» Prompt:
Return all lines with the word "JQEZT" in them.

» Records to process:
---*---

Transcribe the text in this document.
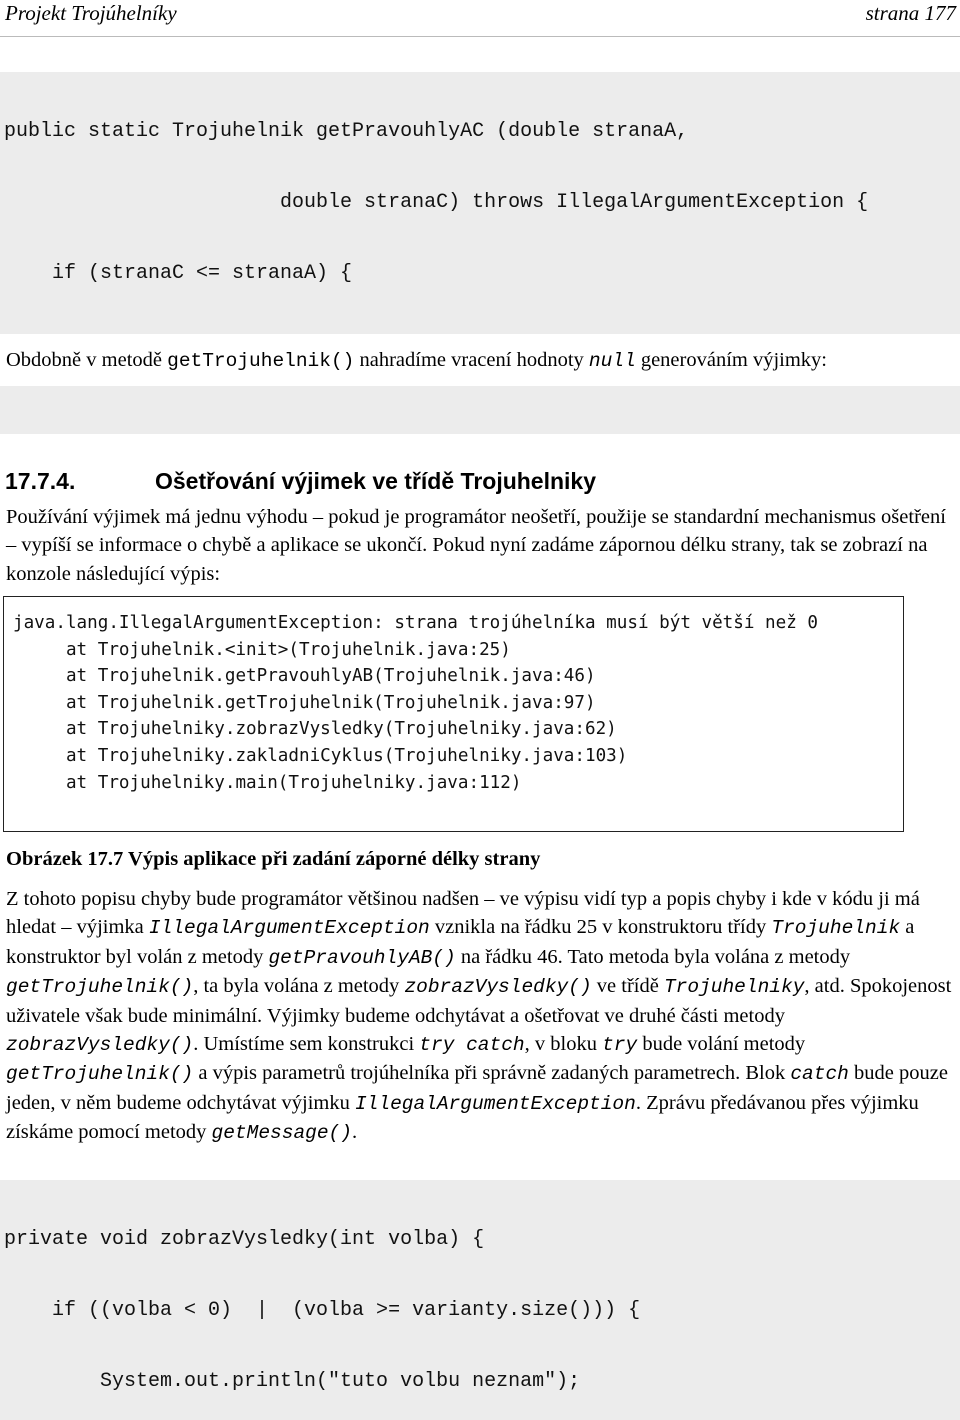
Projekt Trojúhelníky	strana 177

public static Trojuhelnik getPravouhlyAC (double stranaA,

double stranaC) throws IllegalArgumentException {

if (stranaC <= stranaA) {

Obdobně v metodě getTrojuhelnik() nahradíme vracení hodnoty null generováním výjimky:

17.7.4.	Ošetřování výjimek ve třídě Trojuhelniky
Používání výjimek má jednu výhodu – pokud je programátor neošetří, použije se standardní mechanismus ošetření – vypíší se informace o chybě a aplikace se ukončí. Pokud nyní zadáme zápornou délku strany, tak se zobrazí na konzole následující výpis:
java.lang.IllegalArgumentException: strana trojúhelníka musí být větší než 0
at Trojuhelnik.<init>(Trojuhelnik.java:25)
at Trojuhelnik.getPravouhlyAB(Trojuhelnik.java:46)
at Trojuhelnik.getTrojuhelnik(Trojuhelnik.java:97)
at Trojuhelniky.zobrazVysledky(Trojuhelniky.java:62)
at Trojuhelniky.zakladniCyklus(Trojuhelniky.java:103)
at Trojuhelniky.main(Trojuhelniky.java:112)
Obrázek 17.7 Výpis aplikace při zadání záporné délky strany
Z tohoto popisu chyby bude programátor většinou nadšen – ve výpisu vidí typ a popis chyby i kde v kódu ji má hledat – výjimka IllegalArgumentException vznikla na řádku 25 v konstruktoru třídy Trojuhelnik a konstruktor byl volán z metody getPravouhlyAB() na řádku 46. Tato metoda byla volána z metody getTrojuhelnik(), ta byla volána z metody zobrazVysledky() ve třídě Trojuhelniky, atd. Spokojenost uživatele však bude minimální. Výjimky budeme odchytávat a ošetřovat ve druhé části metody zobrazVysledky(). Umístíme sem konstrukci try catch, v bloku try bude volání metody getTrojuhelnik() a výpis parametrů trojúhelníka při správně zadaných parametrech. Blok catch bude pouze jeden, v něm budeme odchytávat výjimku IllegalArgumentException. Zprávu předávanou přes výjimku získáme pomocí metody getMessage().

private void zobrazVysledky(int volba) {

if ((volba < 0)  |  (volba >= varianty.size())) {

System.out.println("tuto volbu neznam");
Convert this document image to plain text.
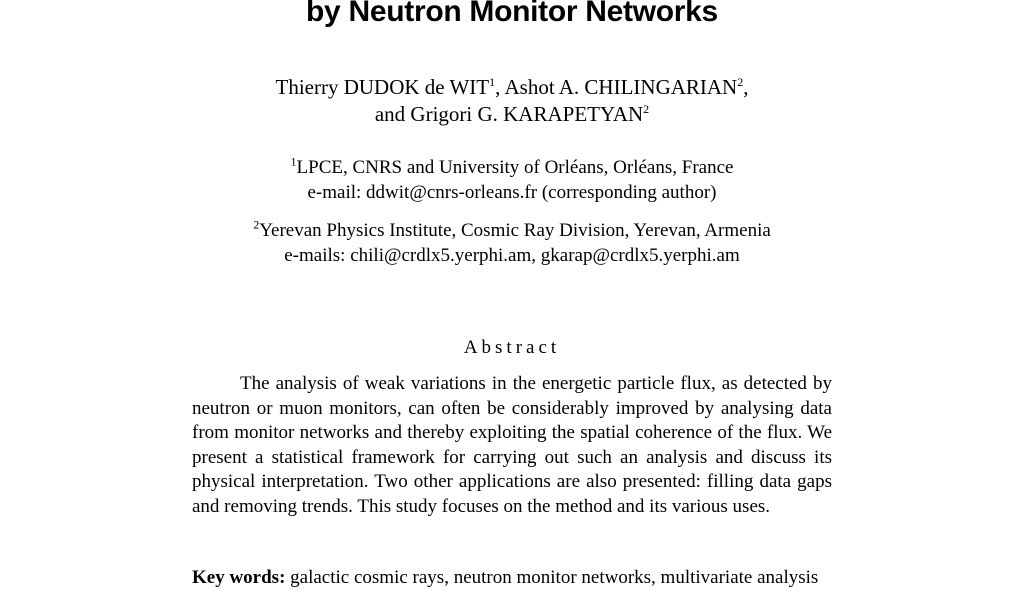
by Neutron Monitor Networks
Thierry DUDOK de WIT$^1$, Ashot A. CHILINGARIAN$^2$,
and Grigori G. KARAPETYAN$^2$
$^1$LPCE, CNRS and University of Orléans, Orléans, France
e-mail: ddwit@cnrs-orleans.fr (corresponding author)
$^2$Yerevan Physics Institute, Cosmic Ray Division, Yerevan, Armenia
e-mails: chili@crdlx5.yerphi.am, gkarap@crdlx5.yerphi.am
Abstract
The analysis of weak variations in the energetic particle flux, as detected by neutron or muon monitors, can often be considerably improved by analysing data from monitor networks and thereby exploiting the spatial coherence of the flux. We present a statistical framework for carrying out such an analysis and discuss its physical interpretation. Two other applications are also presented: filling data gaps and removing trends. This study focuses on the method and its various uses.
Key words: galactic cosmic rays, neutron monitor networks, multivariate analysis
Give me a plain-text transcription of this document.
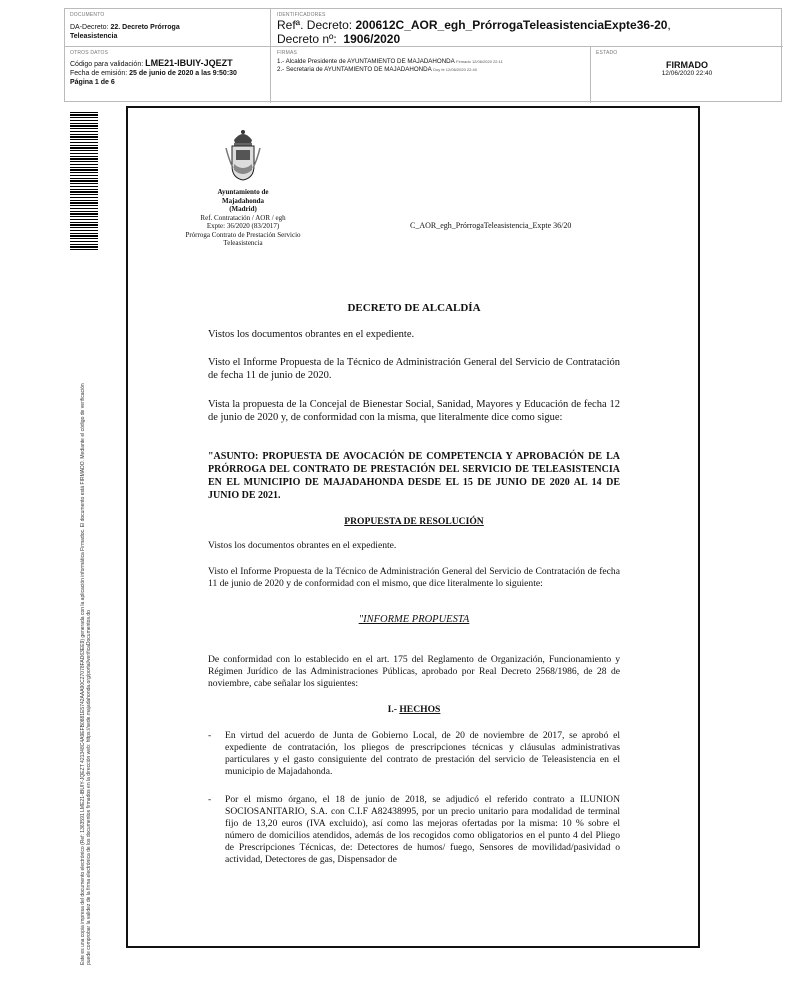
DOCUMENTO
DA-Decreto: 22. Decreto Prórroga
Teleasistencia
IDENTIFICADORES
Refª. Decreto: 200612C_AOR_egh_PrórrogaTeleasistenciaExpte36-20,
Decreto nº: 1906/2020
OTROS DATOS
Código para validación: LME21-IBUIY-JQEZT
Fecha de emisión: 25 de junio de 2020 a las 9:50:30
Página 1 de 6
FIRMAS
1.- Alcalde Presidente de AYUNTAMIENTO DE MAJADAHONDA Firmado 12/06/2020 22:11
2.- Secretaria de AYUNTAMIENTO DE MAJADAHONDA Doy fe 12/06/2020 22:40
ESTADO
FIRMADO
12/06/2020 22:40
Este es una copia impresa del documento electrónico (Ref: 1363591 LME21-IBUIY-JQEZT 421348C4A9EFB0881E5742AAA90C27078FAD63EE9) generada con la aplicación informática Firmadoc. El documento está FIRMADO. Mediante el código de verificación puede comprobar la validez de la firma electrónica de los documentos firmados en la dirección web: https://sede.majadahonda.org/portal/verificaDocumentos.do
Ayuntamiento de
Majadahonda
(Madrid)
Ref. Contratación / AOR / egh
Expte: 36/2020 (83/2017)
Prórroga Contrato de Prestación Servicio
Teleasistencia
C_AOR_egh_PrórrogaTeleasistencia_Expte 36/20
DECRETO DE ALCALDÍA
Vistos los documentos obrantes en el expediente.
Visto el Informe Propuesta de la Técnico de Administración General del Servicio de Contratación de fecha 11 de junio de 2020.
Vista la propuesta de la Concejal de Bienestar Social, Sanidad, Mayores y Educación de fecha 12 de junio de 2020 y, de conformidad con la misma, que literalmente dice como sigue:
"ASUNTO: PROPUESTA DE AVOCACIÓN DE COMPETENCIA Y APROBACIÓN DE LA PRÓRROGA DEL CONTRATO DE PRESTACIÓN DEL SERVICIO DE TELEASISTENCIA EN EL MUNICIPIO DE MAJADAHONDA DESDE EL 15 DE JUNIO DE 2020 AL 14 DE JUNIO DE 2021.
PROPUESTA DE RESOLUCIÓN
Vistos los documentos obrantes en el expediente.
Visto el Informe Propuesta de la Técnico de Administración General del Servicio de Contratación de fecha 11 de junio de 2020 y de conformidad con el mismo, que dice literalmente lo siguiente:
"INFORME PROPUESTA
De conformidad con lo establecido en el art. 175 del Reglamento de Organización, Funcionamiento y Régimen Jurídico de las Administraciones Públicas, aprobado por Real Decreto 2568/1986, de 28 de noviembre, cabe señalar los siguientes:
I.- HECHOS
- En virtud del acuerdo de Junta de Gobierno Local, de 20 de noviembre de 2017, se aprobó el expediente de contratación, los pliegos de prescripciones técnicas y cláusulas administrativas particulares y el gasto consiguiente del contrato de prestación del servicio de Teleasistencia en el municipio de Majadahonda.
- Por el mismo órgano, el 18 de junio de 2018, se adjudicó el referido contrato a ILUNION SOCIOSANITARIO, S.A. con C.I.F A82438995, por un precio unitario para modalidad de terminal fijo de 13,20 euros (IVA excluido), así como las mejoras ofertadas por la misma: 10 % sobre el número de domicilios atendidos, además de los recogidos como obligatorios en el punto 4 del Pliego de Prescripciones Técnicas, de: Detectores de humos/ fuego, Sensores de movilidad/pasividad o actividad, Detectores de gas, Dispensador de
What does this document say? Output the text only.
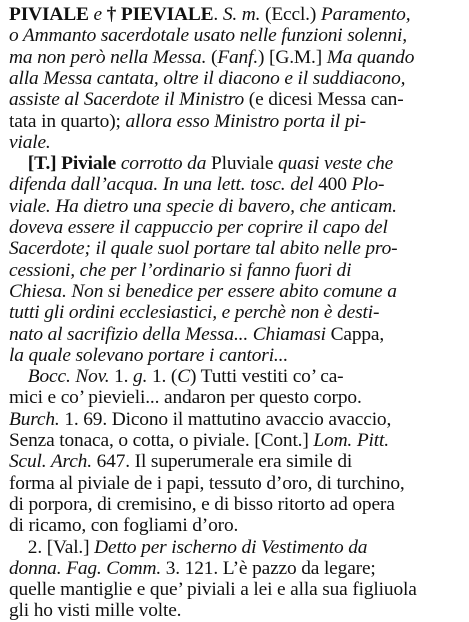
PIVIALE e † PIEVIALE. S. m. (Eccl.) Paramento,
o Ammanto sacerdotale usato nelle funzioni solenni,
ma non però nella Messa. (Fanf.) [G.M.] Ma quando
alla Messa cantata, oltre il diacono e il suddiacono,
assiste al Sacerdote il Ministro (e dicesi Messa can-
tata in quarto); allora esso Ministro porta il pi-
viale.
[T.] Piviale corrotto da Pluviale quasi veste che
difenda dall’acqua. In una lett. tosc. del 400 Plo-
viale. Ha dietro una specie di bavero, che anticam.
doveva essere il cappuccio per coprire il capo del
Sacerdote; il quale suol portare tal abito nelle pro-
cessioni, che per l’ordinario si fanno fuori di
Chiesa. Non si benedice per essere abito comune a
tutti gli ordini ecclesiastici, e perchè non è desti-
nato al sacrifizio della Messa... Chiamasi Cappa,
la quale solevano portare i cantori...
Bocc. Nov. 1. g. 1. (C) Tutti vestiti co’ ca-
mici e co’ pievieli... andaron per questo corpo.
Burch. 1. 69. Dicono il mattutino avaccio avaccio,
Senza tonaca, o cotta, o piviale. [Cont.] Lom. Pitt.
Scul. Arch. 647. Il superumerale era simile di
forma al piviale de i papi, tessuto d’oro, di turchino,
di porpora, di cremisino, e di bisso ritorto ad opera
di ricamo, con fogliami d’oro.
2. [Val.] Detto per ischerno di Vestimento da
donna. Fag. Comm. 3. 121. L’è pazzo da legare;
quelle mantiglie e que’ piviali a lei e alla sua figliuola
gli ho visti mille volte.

---*---

» Solution:
Código para validación: LME21-IBUIY-JQEZT
Este es una copia impresa del documento electrónico (Ref: 1363591 LME21-IBUIY-JQEZT 421348C4A9EFB0881E5742AAA90C27078FAD63EE9) generada con la aplicación informática Firmadoc. El documento está FIRMADO. Mediante el código de verificación puede comprobar la validez de la firma electrónica de los documentos firmados en la dirección web: https://sede.majadahonda.org/portal/verificaDocumentos.do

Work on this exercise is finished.